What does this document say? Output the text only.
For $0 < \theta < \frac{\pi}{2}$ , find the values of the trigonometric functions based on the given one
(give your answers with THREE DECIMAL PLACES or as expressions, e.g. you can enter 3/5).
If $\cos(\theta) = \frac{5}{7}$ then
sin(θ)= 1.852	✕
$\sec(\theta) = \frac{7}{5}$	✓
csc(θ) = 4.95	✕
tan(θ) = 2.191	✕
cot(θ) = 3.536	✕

+++

→ What is expected
Identify the lines of the entries containing the string "frac". Copy each such line.

→ Written response
For $0 < \theta < \frac{\pi}{2}$ , find the values of the trigonometric functions based on the given one
If $\cos(\theta) = \frac{5}{7}$ then
$\sec(\theta) = \frac{7}{5}$	✓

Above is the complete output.